### ÉNONCÉ 1:
Recopiez à l'identique les lignes des enregistrements, de la toute première jusqu'à celle qui contient « - filter-label: Access », ces deux lignes comprises.

### EXTRAIT PRÉSENTÉ:
Kaputt de Curzio Malaparte est une œuvre d’une valeur inestimable, parce qu’elle s’appuie sur une expérience particulièrement concrète, alliée à une remise en cause existentielle.

On connaît cela avec les grands écrits de la première guerre mondiale, Le feu du Français Henri Barbusse et À l’Ouest, rien de nouveau de l’allemand Erich Maria Remarque. Ces écrits relatent la désillusion terrible vécue au front par des gens ayant pourtant choisi d’y aller.

Kaputt relate un événement existentiel similaire. L’Italien Curzio Malaparte est un homme brillant intellectuellement, adhérant aux valeurs de raffinement les plus poussées, ce qui l’amène dans les années 1920 à devenir une figure du fascisme en étant happé à la fois par l’esprit aristocratique de la haute société et le volontarisme de Mussolini.

Kaputt, publié en 1944, raconte sa terrible prise de conscience de toute l’horreur de cet engagement au cours de la seconde guerre mondiale. Curzio Malaparte dresse un panorama à la fois précis et sordide de la réalité de la terreur nazie, avec cet antisémitisme exterminateur combinant raffinement et folie furieuse.

En tant qu’officier italien de haut rang servant de correspondant de guerre, il rencontre des figures les plus importantes de l’armée allemande, se moque d’eux tout en comprenant qu’il n’est que leur bouffon, découvrant que derrière le visage humain des nazis et de leurs alliés, l’assassin sommeille au détour de pensée troubles, malades.

Un exemple montrera le caractère baroque de cette entreprise générale de crime organisé : Curzio Malaparte rencontre le chef de l’État croate collaborant avec l’Allemagne nazie, Ante Pavelic. C’est un homme affable, et pourtant…

«  – Le peuple croate, disait Ante Pavelic, veut être gouverné avec bonté et avec justice. Et moi, je suis là pour garantir la bonté et la justice.

Tandis qu’il parlait, j’observais un panier d’osier posé sur le bureau, à la droite du Poglavnik [équivalent croate du mot Duce, employé par Ante Pavelic pour se désigner comme chef].

### ÉNONCÉ 2:
Condensez le paragraphe de l'extrait sur Kaputt qui commence par « En tant qu'officier italien de haut rang » en conservant ses faits essentiels.

### DONNÉES À TRAITER:
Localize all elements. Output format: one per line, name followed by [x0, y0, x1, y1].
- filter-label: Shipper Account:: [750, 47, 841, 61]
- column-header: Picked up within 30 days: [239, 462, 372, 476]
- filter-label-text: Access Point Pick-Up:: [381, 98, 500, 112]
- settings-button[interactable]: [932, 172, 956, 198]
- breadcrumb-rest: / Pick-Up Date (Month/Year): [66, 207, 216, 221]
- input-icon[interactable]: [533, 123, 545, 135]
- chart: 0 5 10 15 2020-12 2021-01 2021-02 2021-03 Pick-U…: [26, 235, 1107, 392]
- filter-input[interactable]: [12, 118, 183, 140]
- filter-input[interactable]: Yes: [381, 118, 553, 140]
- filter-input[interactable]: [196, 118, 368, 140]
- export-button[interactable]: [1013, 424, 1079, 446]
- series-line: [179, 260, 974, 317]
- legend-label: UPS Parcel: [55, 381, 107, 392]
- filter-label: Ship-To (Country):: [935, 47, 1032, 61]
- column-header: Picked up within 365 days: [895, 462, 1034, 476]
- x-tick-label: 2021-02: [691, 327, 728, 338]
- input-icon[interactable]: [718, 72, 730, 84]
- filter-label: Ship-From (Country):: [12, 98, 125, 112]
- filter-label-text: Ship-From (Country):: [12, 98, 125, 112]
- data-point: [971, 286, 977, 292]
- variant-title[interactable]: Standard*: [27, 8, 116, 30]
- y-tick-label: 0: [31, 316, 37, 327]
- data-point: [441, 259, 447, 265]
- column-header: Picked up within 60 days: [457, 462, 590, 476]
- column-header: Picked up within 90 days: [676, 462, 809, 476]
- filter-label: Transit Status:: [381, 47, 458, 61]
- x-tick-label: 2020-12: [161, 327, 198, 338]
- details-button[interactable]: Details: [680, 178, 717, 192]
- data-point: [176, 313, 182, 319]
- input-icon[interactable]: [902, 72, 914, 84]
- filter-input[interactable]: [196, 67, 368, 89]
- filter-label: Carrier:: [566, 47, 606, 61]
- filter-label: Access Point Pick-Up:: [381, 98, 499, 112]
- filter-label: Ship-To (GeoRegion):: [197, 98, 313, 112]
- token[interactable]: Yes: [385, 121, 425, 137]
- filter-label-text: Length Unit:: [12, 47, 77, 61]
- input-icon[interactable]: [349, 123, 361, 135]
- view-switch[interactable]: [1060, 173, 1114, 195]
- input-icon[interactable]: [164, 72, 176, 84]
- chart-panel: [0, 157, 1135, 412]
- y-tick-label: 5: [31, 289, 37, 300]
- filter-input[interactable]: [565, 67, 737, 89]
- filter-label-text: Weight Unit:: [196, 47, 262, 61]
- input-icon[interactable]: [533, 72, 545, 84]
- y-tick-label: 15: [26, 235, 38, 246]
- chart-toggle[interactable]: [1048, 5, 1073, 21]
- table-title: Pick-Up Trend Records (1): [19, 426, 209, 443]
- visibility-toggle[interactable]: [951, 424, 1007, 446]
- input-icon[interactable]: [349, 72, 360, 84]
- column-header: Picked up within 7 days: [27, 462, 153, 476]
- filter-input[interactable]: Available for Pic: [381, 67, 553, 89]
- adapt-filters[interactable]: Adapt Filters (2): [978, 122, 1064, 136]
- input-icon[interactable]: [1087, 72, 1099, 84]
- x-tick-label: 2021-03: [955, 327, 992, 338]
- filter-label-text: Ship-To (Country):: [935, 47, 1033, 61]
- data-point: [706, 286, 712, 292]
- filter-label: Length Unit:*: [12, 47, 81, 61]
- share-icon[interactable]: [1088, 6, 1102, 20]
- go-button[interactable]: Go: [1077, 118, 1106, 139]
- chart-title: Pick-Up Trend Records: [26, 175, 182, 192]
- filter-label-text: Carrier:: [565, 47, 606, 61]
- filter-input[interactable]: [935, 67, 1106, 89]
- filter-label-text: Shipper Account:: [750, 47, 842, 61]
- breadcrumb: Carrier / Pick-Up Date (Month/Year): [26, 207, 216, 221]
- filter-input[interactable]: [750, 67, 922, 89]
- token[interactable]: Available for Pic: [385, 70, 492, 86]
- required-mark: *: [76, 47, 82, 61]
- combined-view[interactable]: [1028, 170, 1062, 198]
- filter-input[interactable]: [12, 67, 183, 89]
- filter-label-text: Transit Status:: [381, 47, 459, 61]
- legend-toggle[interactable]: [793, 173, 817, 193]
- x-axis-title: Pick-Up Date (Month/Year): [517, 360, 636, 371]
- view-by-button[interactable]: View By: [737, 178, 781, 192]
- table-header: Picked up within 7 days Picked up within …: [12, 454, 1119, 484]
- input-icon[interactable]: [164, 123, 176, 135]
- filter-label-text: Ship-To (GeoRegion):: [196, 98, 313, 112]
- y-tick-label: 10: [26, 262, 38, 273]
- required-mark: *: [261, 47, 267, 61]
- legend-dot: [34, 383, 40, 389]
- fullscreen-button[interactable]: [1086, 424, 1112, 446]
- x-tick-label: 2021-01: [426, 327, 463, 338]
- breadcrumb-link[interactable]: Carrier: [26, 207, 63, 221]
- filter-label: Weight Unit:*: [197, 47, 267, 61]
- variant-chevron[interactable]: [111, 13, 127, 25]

### RÉPONSE RÉDIGÉE 1:
Localize all elements. Output format: one per line, name followed by [x0, y0, x1, y1].
- filter-label: Shipper Account:: [750, 47, 841, 61]
- column-header: Picked up within 30 days: [239, 462, 372, 476]
- filter-label-text: Access Point Pick-Up:: [381, 98, 500, 112]
- settings-button[interactable]: [932, 172, 956, 198]
- breadcrumb-rest: / Pick-Up Date (Month/Year): [66, 207, 216, 221]
- input-icon[interactable]: [533, 123, 545, 135]
- chart: 0 5 10 15 2020-12 2021-01 2021-02 2021-03 Pick-U…: [26, 235, 1107, 392]
- filter-input[interactable]: [12, 118, 183, 140]
- filter-input[interactable]: Yes: [381, 118, 553, 140]
- filter-input[interactable]: [196, 118, 368, 140]
- export-button[interactable]: [1013, 424, 1079, 446]
- series-line: [179, 260, 974, 317]
- legend-label: UPS Parcel: [55, 381, 107, 392]
- filter-label: Ship-To (Country):: [935, 47, 1032, 61]
- column-header: Picked up within 365 days: [895, 462, 1034, 476]
- x-tick-label: 2021-02: [691, 327, 728, 338]
- input-icon[interactable]: [718, 72, 730, 84]
- filter-label: Ship-From (Country):: [12, 98, 125, 112]
- filter-label-text: Ship-From (Country):: [12, 98, 125, 112]
- data-point: [971, 286, 977, 292]
- variant-title[interactable]: Standard*: [27, 8, 116, 30]
- y-tick-label: 0: [31, 316, 37, 327]
- data-point: [441, 259, 447, 265]
- column-header: Picked up within 60 days: [457, 462, 590, 476]
- column-header: Picked up within 90 days: [676, 462, 809, 476]
- filter-label: Transit Status:: [381, 47, 458, 61]
- x-tick-label: 2020-12: [161, 327, 198, 338]
- details-button[interactable]: Details: [680, 178, 717, 192]
- data-point: [176, 313, 182, 319]
- input-icon[interactable]: [902, 72, 914, 84]
- filter-input[interactable]: [196, 67, 368, 89]
- filter-label: Carrier:: [566, 47, 606, 61]
- filter-label: Access Point Pick-Up:: [381, 98, 499, 112]

### RÉPONSE RÉDIGÉE 2:
Officier italien de haut rang et correspondant de guerre, Malaparte rencontre les principales figures de l'armée allemande. Il se moque d'elles tout en se sachant leur bouffon. Il découvre aussi que, derrière le visage humain des nazis et de leurs alliés, l'assassin sommeille dans des pensées troubles et malades.